** Start of Excerpted records **

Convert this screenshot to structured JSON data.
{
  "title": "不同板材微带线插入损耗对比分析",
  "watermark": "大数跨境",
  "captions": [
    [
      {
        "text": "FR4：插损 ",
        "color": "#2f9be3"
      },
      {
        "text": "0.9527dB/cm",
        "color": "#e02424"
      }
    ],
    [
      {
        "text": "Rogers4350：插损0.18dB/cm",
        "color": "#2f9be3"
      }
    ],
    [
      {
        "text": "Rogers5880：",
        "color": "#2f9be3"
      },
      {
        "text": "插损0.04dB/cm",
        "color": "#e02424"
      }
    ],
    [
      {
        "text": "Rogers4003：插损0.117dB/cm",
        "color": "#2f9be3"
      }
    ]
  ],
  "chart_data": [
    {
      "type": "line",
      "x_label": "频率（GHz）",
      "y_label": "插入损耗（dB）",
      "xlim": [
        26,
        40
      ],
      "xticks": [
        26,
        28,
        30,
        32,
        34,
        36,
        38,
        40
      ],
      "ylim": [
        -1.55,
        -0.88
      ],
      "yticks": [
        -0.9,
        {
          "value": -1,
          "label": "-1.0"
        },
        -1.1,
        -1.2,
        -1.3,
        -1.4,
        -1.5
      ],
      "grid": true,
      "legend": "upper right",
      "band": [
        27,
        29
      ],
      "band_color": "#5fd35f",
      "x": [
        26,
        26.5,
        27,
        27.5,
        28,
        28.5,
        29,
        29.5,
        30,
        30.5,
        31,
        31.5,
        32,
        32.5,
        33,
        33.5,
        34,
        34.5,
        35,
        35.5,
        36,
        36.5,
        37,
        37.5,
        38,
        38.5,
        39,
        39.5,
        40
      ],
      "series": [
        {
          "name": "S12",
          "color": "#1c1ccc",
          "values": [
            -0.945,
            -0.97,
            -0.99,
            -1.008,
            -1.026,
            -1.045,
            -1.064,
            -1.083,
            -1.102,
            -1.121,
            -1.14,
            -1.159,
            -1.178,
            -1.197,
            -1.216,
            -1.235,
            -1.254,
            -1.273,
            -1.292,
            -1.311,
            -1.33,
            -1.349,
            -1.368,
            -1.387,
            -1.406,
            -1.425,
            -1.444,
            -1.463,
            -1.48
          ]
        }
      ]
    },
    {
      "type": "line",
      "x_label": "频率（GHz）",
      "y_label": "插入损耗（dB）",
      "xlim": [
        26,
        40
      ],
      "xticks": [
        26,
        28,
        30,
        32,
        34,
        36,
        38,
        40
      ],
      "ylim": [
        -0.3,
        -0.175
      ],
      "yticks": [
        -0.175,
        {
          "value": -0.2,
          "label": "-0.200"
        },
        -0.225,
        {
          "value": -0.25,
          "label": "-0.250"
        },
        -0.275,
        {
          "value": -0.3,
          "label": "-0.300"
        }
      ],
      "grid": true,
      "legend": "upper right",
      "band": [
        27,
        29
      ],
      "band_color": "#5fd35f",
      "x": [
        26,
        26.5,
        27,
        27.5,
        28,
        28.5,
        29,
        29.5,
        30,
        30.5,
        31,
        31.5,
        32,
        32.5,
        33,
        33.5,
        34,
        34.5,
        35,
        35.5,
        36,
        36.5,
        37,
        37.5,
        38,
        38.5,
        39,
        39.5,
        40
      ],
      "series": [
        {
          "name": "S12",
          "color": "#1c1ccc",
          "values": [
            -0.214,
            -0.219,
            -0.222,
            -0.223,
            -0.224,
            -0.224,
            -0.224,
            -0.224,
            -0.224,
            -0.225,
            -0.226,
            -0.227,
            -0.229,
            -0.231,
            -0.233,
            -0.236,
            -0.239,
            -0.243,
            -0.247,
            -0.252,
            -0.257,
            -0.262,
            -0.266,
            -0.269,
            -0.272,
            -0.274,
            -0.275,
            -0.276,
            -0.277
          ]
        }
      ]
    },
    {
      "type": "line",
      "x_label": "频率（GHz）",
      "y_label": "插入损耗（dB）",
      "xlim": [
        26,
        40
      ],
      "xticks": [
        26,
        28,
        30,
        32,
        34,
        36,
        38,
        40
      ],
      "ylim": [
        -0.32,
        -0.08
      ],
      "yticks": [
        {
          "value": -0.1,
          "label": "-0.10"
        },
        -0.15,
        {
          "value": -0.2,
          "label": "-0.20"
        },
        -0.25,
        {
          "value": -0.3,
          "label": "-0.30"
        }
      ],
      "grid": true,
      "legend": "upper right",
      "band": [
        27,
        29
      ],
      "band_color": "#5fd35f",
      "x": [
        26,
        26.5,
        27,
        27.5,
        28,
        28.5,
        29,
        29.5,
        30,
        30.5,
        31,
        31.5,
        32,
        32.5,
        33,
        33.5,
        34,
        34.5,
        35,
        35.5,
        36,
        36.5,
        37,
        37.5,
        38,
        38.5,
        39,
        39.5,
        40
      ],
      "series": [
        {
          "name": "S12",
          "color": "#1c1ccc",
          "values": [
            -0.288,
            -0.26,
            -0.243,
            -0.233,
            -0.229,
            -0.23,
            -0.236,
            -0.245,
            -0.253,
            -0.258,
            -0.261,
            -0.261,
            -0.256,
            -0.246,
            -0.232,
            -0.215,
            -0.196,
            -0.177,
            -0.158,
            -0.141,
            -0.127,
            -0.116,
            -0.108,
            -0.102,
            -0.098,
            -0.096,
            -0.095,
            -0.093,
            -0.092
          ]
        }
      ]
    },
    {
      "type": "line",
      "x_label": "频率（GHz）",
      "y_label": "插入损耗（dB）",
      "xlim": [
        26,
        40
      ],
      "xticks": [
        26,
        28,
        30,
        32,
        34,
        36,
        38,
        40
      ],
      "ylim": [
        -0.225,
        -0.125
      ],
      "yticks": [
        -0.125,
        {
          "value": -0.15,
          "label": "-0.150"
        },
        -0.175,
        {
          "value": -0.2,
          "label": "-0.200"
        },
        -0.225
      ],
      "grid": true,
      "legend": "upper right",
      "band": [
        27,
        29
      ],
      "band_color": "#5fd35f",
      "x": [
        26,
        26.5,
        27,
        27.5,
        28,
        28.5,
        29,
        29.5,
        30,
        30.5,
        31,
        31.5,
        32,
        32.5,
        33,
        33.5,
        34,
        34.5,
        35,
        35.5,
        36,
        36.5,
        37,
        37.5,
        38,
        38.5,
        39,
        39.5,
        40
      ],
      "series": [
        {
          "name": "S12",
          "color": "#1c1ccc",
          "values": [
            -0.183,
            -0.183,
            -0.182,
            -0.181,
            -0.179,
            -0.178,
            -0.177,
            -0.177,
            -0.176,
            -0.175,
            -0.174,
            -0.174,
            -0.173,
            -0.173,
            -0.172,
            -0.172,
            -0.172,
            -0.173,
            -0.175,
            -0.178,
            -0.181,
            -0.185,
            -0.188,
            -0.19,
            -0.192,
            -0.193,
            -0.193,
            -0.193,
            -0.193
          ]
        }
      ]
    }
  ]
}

** End of Excerpted records **

* [Directive]
Each line that holds the word "text" is to be copied.

* [Written answer]
        "text": "FR4：插损 ",
        "text": "0.9527dB/cm",
        "text": "Rogers4350：插损0.18dB/cm",
        "text": "Rogers5880：",
        "text": "插损0.04dB/cm",
        "text": "Rogers4003：插损0.117dB/cm",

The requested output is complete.